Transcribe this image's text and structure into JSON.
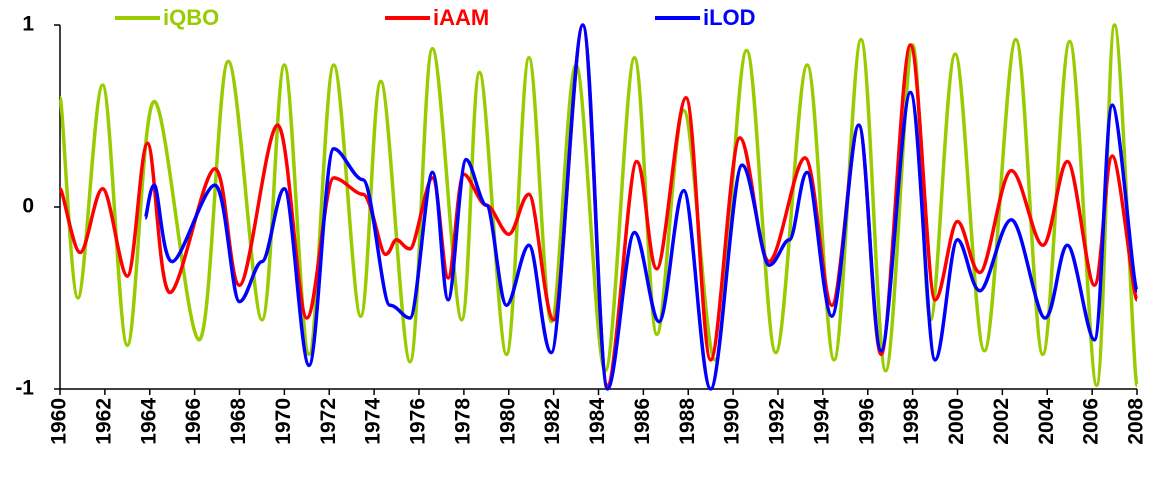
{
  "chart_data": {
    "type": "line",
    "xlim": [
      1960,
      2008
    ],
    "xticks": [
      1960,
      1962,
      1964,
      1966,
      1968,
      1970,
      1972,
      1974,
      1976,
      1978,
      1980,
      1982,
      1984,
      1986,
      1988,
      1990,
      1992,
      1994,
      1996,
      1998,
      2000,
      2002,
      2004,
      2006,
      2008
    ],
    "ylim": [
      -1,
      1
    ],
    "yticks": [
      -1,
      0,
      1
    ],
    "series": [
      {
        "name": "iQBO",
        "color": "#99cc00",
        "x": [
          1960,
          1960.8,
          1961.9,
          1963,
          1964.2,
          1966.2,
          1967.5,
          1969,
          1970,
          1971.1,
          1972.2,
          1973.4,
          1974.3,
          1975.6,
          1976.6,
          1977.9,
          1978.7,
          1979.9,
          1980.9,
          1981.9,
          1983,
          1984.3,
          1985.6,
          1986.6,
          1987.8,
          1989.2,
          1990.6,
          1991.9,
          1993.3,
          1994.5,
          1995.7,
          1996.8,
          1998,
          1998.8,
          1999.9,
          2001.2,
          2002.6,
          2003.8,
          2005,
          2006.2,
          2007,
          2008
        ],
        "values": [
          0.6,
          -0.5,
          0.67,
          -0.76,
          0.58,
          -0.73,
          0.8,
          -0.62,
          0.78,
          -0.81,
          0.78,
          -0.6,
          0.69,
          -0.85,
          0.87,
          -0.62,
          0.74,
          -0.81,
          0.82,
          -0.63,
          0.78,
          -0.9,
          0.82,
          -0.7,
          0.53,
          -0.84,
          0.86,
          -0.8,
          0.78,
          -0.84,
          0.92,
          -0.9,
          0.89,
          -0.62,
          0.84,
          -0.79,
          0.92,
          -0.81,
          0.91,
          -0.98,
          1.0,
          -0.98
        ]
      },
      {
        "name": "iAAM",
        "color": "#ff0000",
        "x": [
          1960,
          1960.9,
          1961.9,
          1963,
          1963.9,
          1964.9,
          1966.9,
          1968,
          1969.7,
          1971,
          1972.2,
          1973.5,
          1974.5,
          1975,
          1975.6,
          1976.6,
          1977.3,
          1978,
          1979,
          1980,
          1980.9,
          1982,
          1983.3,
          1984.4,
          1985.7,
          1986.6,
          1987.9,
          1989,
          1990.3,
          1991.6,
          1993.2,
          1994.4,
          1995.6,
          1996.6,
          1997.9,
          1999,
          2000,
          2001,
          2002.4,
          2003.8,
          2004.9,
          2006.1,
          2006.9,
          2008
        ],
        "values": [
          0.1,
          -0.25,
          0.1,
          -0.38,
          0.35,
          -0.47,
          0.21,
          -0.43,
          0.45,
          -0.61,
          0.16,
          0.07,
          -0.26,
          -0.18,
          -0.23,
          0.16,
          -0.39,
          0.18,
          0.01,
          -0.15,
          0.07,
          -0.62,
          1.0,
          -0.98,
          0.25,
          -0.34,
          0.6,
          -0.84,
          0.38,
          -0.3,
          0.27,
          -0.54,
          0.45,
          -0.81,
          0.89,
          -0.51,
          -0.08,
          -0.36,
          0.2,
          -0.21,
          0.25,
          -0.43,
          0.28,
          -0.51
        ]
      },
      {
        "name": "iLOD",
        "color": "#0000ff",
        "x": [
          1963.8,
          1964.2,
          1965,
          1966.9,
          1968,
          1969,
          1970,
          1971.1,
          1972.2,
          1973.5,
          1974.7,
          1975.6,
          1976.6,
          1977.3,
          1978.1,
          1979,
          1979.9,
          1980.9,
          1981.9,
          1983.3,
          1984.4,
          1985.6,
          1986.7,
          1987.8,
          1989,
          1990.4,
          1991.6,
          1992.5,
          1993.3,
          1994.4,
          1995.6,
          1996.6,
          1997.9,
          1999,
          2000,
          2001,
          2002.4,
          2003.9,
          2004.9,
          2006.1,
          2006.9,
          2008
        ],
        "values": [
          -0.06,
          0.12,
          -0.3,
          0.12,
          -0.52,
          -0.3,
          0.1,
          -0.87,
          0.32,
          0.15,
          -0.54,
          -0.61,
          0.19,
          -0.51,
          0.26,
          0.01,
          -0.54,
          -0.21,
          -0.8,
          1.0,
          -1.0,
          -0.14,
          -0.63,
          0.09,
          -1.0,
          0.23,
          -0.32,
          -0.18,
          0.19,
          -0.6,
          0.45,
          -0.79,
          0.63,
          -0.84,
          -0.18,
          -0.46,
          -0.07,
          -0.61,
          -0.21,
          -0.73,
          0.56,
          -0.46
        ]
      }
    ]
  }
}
━━━
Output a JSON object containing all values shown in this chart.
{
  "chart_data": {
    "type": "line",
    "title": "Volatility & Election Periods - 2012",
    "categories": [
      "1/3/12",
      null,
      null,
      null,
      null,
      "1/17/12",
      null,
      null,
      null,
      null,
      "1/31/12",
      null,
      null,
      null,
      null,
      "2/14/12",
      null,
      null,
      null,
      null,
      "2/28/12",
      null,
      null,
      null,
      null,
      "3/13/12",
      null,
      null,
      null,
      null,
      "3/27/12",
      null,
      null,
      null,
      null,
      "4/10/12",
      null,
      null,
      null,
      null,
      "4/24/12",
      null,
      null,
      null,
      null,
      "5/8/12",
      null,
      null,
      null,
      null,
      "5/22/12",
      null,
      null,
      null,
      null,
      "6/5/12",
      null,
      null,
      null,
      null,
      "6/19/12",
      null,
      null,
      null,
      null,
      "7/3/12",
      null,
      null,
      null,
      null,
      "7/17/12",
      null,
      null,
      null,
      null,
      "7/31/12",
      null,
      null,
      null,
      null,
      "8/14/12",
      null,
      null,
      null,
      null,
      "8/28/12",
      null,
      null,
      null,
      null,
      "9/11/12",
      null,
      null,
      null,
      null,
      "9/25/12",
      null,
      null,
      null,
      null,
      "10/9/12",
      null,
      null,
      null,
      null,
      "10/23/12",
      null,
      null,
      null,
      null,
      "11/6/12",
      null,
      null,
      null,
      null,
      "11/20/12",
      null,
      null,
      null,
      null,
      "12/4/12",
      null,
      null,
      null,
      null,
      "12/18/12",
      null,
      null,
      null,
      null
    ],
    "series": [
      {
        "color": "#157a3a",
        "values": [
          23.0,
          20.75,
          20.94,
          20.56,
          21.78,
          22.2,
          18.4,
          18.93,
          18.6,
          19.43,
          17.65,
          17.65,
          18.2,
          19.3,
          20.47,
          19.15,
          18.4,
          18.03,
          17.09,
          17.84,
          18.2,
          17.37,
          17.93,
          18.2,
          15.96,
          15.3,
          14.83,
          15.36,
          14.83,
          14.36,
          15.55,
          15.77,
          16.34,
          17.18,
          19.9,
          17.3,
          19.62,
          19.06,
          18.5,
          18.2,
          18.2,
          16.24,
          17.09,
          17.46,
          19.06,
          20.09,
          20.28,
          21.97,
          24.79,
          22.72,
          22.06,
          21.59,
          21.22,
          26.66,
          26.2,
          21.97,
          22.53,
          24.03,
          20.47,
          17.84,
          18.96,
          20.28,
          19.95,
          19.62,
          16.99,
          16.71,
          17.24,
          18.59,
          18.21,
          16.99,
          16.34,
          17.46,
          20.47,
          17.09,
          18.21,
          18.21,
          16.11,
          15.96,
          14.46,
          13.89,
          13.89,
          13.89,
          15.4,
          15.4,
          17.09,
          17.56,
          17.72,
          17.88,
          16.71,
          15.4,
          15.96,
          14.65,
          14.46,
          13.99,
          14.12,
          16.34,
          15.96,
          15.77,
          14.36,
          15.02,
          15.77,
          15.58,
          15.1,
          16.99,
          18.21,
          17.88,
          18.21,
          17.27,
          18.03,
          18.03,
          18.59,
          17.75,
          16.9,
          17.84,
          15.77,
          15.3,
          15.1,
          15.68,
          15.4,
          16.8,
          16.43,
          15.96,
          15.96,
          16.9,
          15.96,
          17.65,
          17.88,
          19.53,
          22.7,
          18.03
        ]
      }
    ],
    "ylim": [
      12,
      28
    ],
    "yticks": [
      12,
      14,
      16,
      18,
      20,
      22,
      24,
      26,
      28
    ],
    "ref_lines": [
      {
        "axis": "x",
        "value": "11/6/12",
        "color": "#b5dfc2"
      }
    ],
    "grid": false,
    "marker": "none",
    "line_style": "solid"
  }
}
━━━
### What to produce
Find the lines above that include the string "color" and copy them.

### Final result
        "color": "#99cc00",
        "color": "#ff0000",
        "color": "#0000ff",
        "color": "#157a3a",
        "color": "#b5dfc2"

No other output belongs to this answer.